(Dataset rows about figures)
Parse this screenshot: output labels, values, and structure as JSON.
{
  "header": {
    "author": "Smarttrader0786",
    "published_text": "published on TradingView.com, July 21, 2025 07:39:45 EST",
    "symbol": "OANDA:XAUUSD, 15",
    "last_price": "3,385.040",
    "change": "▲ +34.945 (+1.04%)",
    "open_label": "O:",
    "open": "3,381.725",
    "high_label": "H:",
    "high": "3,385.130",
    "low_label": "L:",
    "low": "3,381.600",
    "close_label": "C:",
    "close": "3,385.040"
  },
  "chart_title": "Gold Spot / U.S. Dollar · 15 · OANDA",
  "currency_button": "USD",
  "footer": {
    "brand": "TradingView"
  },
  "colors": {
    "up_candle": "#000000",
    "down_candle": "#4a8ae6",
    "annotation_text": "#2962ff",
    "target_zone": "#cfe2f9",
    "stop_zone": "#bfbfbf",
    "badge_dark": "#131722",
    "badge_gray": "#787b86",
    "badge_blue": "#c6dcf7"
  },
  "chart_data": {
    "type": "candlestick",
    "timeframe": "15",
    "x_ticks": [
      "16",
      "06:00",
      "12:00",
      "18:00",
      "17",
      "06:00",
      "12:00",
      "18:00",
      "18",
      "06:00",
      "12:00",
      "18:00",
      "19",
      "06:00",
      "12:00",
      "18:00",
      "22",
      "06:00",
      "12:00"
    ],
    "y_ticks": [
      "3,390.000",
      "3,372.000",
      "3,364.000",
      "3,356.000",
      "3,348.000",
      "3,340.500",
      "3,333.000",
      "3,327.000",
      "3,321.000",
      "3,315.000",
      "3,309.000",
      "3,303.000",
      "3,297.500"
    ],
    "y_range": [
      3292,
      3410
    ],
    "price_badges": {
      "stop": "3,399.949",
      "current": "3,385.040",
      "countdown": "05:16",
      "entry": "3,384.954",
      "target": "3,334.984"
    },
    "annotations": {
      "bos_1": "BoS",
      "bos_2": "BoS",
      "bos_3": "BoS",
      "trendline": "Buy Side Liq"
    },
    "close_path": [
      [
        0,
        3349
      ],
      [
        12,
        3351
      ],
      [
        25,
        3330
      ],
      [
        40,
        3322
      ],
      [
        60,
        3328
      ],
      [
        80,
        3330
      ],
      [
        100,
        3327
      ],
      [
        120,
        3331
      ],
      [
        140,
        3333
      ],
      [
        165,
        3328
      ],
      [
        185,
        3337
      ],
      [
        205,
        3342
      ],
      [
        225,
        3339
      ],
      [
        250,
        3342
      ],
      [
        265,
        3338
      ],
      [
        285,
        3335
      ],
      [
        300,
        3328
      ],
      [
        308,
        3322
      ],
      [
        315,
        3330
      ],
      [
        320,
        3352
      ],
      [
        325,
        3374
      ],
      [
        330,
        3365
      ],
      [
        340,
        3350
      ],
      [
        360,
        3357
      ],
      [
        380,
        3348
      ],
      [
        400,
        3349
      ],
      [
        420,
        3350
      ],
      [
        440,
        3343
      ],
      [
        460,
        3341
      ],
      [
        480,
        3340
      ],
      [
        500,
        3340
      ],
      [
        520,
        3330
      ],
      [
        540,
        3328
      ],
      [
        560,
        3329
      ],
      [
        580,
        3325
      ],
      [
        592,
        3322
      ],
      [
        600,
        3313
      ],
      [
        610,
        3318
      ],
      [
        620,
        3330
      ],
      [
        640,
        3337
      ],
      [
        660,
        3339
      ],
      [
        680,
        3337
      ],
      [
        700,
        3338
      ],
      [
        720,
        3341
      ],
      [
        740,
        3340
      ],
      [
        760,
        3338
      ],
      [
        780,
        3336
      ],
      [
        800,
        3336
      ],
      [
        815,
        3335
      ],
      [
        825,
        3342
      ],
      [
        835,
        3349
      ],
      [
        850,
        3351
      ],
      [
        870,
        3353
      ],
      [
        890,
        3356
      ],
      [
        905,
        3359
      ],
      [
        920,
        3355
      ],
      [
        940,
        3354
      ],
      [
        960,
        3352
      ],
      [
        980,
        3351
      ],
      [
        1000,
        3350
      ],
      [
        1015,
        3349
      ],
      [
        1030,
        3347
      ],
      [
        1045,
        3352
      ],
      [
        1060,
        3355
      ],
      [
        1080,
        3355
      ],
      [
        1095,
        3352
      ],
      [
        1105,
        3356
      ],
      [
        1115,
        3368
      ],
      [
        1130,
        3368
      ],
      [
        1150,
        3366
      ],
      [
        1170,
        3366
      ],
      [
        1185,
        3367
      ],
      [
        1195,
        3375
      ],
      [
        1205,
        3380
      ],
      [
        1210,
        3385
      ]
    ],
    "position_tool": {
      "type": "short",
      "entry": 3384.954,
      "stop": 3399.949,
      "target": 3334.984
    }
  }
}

PROBLEM ::
Produce an exact copy of the whole listing.

OUTPUT FOR THIS TASK ::
Parse this screenshot: output labels, values, and structure as JSON.
{
  "header": {
    "author": "Smarttrader0786",
    "published_text": "published on TradingView.com, July 21, 2025 07:39:45 EST",
    "symbol": "OANDA:XAUUSD, 15",
    "last_price": "3,385.040",
    "change": "▲ +34.945 (+1.04%)",
    "open_label": "O:",
    "open": "3,381.725",
    "high_label": "H:",
    "high": "3,385.130",
    "low_label": "L:",
    "low": "3,381.600",
    "close_label": "C:",
    "close": "3,385.040"
  },
  "chart_title": "Gold Spot / U.S. Dollar · 15 · OANDA",
  "currency_button": "USD",
  "footer": {
    "brand": "TradingView"
  },
  "colors": {
    "up_candle": "#000000",
    "down_candle": "#4a8ae6",
    "annotation_text": "#2962ff",
    "target_zone": "#cfe2f9",
    "stop_zone": "#bfbfbf",
    "badge_dark": "#131722",
    "badge_gray": "#787b86",
    "badge_blue": "#c6dcf7"
  },
  "chart_data": {
    "type": "candlestick",
    "timeframe": "15",
    "x_ticks": [
      "16",
      "06:00",
      "12:00",
      "18:00",
      "17",
      "06:00",
      "12:00",
      "18:00",
      "18",
      "06:00",
      "12:00",
      "18:00",
      "19",
      "06:00",
      "12:00",
      "18:00",
      "22",
      "06:00",
      "12:00"
    ],
    "y_ticks": [
      "3,390.000",
      "3,372.000",
      "3,364.000",
      "3,356.000",
      "3,348.000",
      "3,340.500",
      "3,333.000",
      "3,327.000",
      "3,321.000",
      "3,315.000",
      "3,309.000",
      "3,303.000",
      "3,297.500"
    ],
    "y_range": [
      3292,
      3410
    ],
    "price_badges": {
      "stop": "3,399.949",
      "current": "3,385.040",
      "countdown": "05:16",
      "entry": "3,384.954",
      "target": "3,334.984"
    },
    "annotations": {
      "bos_1": "BoS",
      "bos_2": "BoS",
      "bos_3": "BoS",
      "trendline": "Buy Side Liq"
    },
    "close_path": [
      [
        0,
        3349
      ],
      [
        12,
        3351
      ],
      [
        25,
        3330
      ],
      [
        40,
        3322
      ],
      [
        60,
        3328
      ],
      [
        80,
        3330
      ],
      [
        100,
        3327
      ],
      [
        120,
        3331
      ],
      [
        140,
        3333
      ],
      [
        165,
        3328
      ],
      [
        185,
        3337
      ],
      [
        205,
        3342
      ],
      [
        225,
        3339
      ],
      [
        250,
        3342
      ],
      [
        265,
        3338
      ],
      [
        285,
        3335
      ],
      [
        300,
        3328
      ],
      [
        308,
        3322
      ],
      [
        315,
        3330
      ],
      [
        320,
        3352
      ],
      [
        325,
        3374
      ],
      [
        330,
        3365
      ],
      [
        340,
        3350
      ],
      [
        360,
        3357
      ],
      [
        380,
        3348
      ],
      [
        400,
        3349
      ],
      [
        420,
        3350
      ],
      [
        440,
        3343
      ],
      [
        460,
        3341
      ],
      [
        480,
        3340
      ],
      [
        500,
        3340
      ],
      [
        520,
        3330
      ],
      [
        540,
        3328
      ],
      [
        560,
        3329
      ],
      [
        580,
        3325
      ],
      [
        592,
        3322
      ],
      [
        600,
        3313
      ],
      [
        610,
        3318
      ],
      [
        620,
        3330
      ],
      [
        640,
        3337
      ],
      [
        660,
        3339
      ],
      [
        680,
        3337
      ],
      [
        700,
        3338
      ],
      [
        720,
        3341
      ],
      [
        740,
        3340
      ],
      [
        760,
        3338
      ],
      [
        780,
        3336
      ],
      [
        800,
        3336
      ],
      [
        815,
        3335
      ],
      [
        825,
        3342
      ],
      [
        835,
        3349
      ],
      [
        850,
        3351
      ],
      [
        870,
        3353
      ],
      [
        890,
        3356
      ],
      [
        905,
        3359
      ],
      [
        920,
        3355
      ],
      [
        940,
        3354
      ],
      [
        960,
        3352
      ],
      [
        980,
        3351
      ],
      [
        1000,
        3350
      ],
      [
        1015,
        3349
      ],
      [
        1030,
        3347
      ],
      [
        1045,
        3352
      ],
      [
        1060,
        3355
      ],
      [
        1080,
        3355
      ],
      [
        1095,
        3352
      ],
      [
        1105,
        3356
      ],
      [
        1115,
        3368
      ],
      [
        1130,
        3368
      ],
      [
        1150,
        3366
      ],
      [
        1170,
        3366
      ],
      [
        1185,
        3367
      ],
      [
        1195,
        3375
      ],
      [
        1205,
        3380
      ],
      [
        1210,
        3385
      ]
    ],
    "position_tool": {
      "type": "short",
      "entry": 3384.954,
      "stop": 3399.949,
      "target": 3334.984
    }
  }
}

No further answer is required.